··· Supplied information

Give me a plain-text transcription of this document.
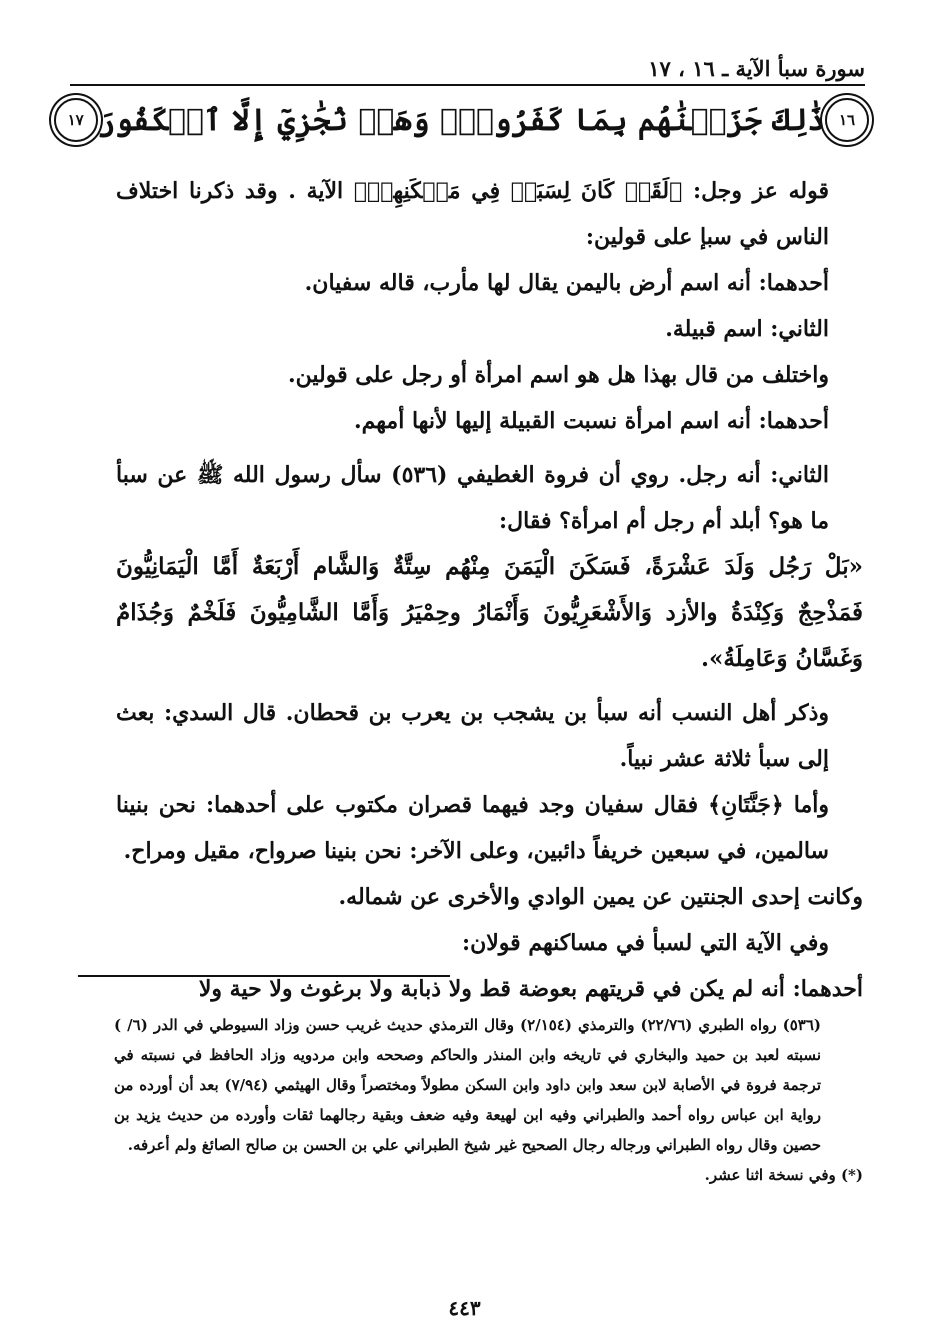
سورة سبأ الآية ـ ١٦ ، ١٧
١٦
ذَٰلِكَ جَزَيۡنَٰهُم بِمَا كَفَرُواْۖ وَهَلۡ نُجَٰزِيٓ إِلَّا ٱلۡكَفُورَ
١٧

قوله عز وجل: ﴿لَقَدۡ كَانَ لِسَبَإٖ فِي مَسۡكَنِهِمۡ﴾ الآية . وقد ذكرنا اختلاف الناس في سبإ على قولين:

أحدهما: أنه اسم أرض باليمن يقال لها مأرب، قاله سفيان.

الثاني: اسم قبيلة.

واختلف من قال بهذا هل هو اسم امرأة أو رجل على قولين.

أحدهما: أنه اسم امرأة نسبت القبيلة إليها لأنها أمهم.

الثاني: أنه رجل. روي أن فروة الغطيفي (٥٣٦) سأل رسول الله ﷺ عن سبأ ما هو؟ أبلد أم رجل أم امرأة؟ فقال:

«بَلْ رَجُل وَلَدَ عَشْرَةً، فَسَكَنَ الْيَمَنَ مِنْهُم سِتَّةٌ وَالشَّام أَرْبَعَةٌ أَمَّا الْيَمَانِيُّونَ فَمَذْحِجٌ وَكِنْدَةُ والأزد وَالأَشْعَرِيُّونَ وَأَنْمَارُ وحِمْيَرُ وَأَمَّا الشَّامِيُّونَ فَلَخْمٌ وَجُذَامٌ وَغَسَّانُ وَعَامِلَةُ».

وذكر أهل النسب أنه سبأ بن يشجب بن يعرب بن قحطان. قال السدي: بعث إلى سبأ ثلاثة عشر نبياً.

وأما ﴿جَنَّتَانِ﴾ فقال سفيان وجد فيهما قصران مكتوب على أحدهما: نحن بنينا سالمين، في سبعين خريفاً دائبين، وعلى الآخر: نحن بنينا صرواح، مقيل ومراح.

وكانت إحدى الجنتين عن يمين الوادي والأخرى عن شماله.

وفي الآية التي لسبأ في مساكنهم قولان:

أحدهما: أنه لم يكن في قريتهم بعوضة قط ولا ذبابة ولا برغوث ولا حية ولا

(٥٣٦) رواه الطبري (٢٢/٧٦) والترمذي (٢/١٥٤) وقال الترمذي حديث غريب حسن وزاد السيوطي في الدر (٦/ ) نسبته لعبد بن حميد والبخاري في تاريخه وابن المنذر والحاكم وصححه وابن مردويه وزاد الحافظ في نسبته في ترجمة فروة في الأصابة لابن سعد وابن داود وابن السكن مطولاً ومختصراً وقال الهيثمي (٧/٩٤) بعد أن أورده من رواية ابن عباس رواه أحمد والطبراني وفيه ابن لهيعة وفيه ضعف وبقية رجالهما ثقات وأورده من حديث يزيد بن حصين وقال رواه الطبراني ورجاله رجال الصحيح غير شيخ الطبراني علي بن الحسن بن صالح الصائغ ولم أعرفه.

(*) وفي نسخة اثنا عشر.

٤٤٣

······
··· Supplied information

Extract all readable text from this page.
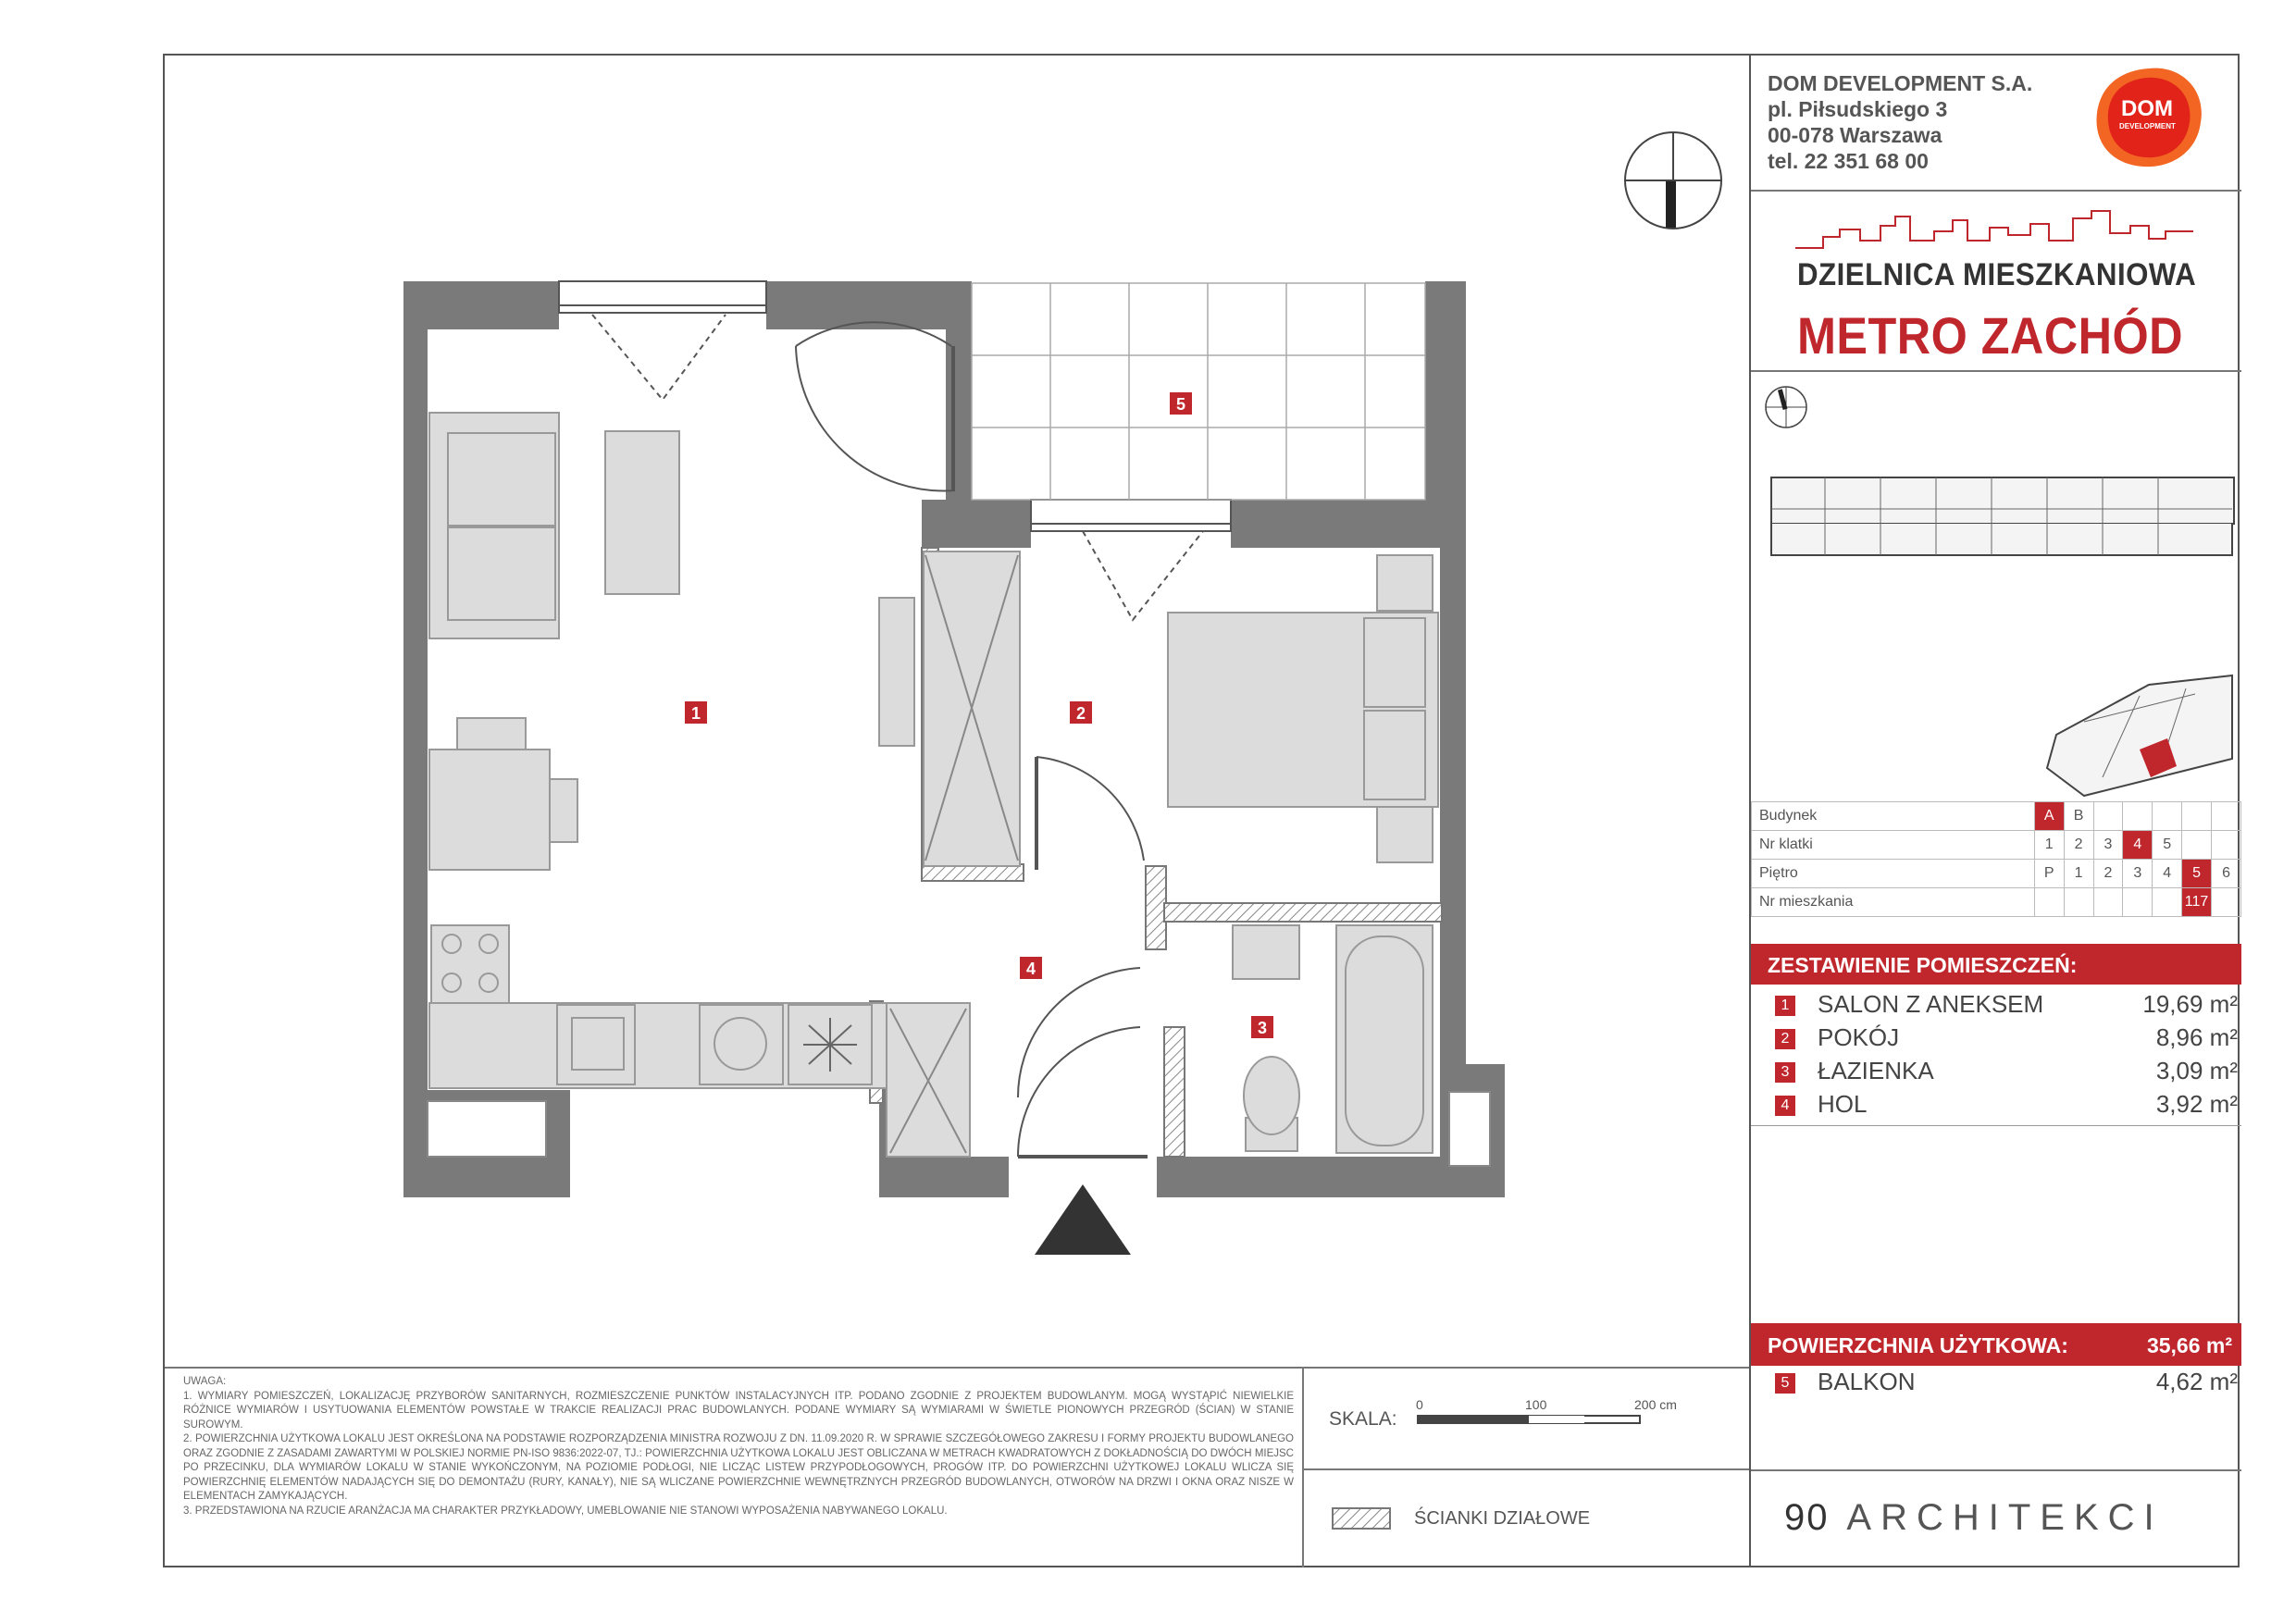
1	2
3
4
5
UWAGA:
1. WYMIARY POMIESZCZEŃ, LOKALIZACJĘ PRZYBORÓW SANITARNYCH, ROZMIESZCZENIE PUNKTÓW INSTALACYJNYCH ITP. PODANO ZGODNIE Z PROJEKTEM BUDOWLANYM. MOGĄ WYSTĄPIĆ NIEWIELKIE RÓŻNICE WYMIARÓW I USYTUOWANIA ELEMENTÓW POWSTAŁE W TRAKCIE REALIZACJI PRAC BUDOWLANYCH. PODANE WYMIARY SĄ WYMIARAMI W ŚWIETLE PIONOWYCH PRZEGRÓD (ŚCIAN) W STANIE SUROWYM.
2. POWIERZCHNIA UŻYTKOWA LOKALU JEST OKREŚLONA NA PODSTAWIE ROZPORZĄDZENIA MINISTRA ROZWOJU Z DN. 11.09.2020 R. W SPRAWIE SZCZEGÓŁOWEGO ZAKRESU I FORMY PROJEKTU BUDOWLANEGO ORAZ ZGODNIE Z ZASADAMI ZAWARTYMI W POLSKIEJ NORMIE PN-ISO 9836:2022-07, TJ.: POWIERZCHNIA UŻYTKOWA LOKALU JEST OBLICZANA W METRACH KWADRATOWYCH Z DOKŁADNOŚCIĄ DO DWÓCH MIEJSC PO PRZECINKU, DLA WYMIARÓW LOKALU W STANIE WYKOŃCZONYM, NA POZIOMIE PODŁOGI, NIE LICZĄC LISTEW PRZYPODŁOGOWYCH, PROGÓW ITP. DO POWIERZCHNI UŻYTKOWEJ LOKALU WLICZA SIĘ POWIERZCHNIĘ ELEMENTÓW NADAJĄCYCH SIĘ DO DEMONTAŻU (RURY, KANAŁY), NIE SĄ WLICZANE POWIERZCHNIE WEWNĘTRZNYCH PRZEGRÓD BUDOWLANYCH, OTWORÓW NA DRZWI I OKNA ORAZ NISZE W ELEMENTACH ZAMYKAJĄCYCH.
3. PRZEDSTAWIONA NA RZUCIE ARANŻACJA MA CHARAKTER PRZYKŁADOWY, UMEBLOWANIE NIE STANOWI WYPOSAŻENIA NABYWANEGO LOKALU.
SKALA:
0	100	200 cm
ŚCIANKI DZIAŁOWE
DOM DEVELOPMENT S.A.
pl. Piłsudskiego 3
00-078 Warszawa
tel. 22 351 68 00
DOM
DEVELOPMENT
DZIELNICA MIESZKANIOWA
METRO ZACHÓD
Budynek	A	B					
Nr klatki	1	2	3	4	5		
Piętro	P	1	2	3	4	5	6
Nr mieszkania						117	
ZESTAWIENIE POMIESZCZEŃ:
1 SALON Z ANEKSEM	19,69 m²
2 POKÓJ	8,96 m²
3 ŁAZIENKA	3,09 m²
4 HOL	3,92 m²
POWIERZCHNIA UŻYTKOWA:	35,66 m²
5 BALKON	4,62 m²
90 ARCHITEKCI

······

■ **Goal**
Above are the entries; count how many of their lines contain the word "ELEMENTÓW" and give only that number.

■ **Final answer**
2